Look through the records below, count the lines with the word "граждан", and reply with only the number.

========================

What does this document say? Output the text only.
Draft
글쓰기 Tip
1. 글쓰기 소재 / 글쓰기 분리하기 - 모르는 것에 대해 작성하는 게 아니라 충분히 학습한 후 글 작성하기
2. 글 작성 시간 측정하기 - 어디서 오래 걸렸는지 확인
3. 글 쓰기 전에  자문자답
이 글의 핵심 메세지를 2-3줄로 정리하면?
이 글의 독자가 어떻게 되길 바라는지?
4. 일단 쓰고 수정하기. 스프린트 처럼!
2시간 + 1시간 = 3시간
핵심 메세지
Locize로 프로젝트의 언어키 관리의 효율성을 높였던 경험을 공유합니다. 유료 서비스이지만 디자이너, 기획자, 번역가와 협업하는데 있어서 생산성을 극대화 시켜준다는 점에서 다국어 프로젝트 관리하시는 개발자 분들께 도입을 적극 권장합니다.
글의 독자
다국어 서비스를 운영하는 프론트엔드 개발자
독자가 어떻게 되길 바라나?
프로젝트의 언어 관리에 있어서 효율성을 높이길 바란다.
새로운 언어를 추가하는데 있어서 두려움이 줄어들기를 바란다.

========================

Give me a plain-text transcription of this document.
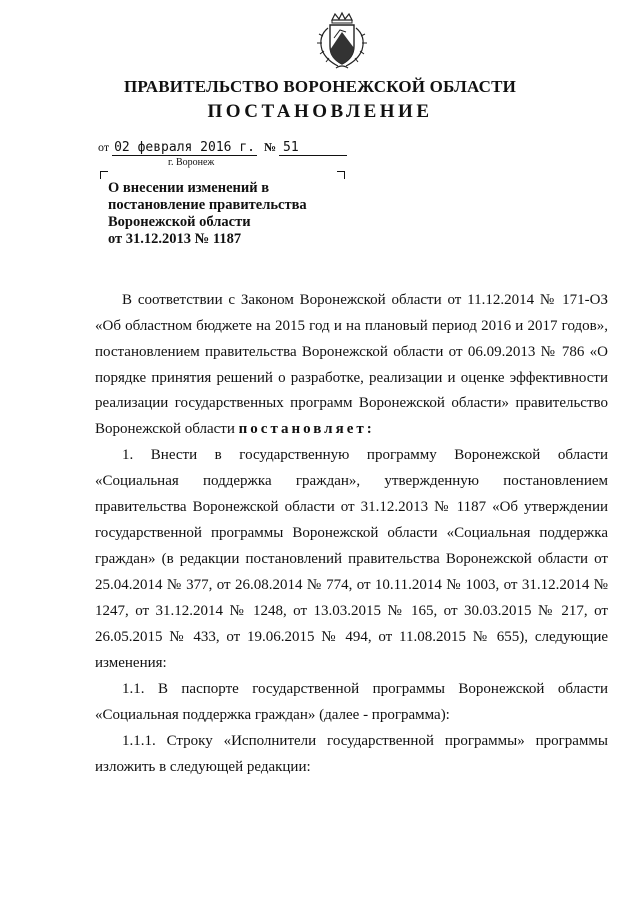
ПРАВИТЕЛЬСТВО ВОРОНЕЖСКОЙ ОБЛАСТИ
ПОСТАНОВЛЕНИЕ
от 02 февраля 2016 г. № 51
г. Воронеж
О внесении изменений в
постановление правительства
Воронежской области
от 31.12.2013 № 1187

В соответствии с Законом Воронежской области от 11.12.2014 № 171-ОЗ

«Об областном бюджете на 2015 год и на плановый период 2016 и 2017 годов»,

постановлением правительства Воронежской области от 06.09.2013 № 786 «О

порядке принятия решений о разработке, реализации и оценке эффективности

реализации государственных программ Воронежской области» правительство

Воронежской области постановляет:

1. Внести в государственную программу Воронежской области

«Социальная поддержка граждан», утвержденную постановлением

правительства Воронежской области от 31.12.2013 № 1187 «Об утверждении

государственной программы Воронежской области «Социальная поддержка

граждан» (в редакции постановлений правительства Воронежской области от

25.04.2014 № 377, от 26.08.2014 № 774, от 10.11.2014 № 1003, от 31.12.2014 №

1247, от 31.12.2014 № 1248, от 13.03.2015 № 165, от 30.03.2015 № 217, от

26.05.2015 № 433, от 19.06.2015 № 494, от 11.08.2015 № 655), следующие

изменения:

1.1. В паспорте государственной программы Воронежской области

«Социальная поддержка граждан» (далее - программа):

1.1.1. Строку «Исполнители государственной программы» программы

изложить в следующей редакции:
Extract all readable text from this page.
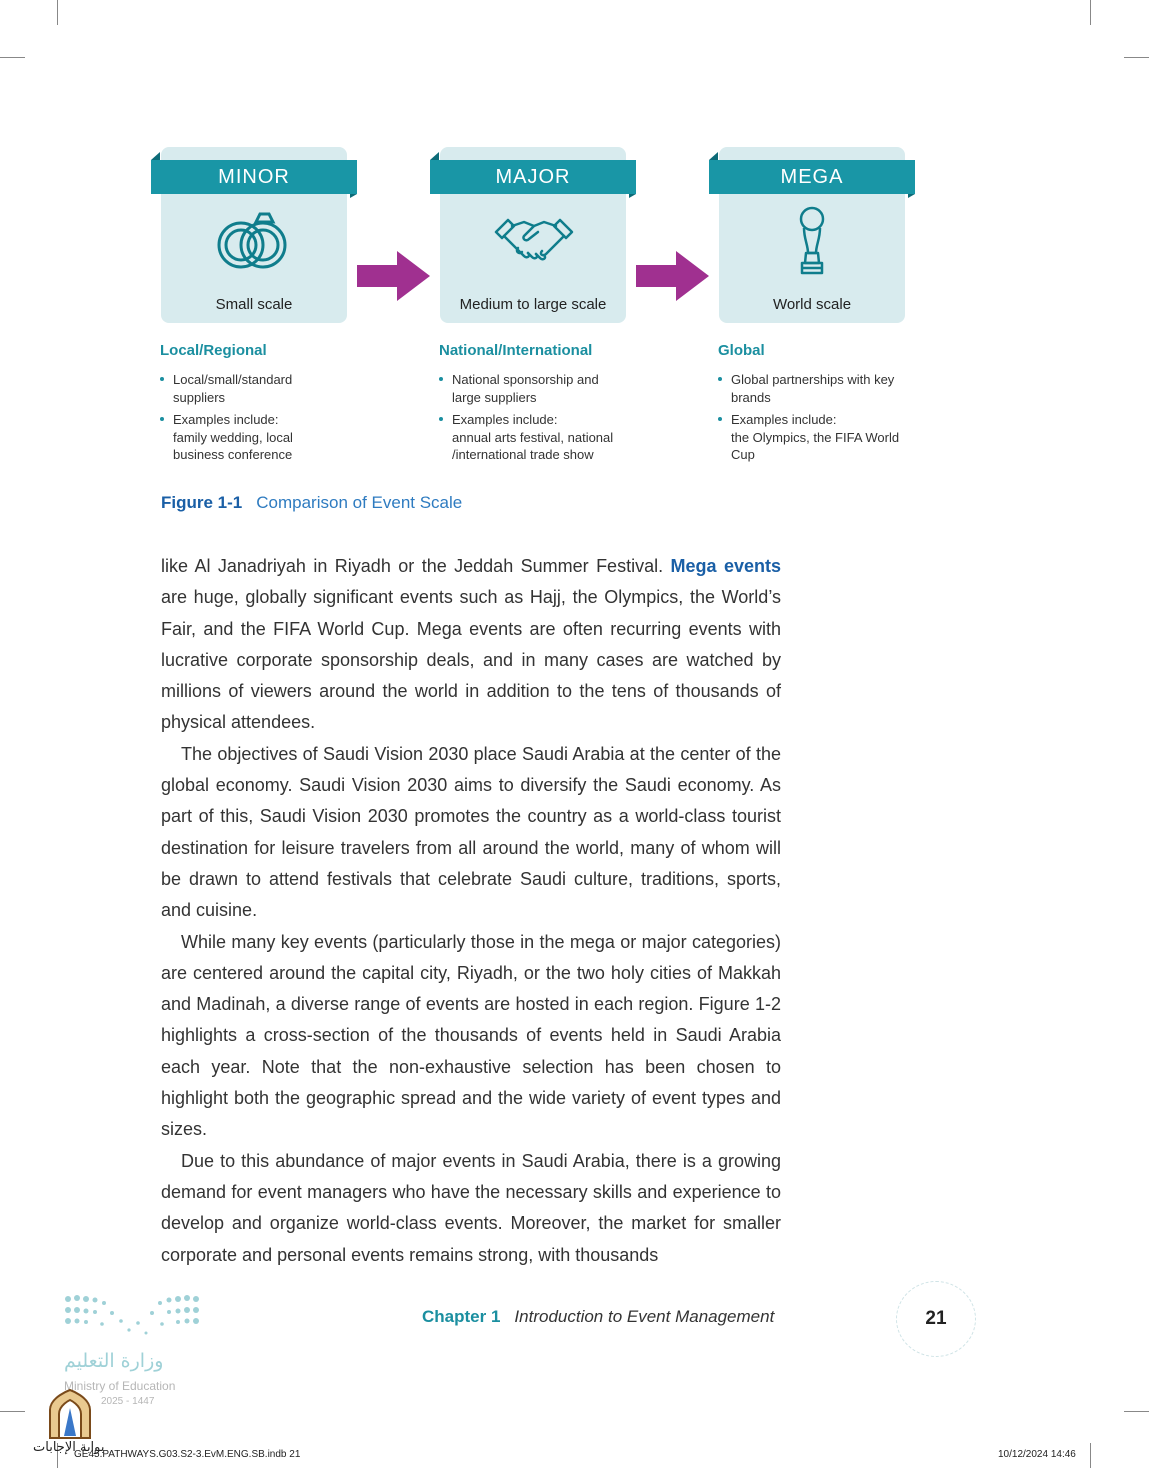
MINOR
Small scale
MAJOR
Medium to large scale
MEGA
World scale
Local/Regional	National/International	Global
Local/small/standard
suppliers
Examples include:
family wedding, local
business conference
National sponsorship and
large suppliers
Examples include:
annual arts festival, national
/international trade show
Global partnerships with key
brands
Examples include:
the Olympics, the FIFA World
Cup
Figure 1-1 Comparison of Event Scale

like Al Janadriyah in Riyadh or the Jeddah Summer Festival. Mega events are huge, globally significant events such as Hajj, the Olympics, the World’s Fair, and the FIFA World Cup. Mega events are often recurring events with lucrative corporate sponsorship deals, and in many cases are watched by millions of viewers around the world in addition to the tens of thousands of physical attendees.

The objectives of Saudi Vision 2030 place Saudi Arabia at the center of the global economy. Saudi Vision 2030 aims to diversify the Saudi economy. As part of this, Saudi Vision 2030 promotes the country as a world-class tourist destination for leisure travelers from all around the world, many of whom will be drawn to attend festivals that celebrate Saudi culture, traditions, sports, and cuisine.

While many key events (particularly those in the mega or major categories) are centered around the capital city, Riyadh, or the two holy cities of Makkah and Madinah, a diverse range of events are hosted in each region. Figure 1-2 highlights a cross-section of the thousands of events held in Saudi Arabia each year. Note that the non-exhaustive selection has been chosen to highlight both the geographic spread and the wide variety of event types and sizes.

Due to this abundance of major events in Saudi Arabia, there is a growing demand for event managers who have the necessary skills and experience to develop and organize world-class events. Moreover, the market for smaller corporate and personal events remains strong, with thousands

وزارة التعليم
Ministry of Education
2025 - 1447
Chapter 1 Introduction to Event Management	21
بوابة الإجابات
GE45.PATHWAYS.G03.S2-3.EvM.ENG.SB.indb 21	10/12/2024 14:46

========================

_FULL RESPONSE:_
3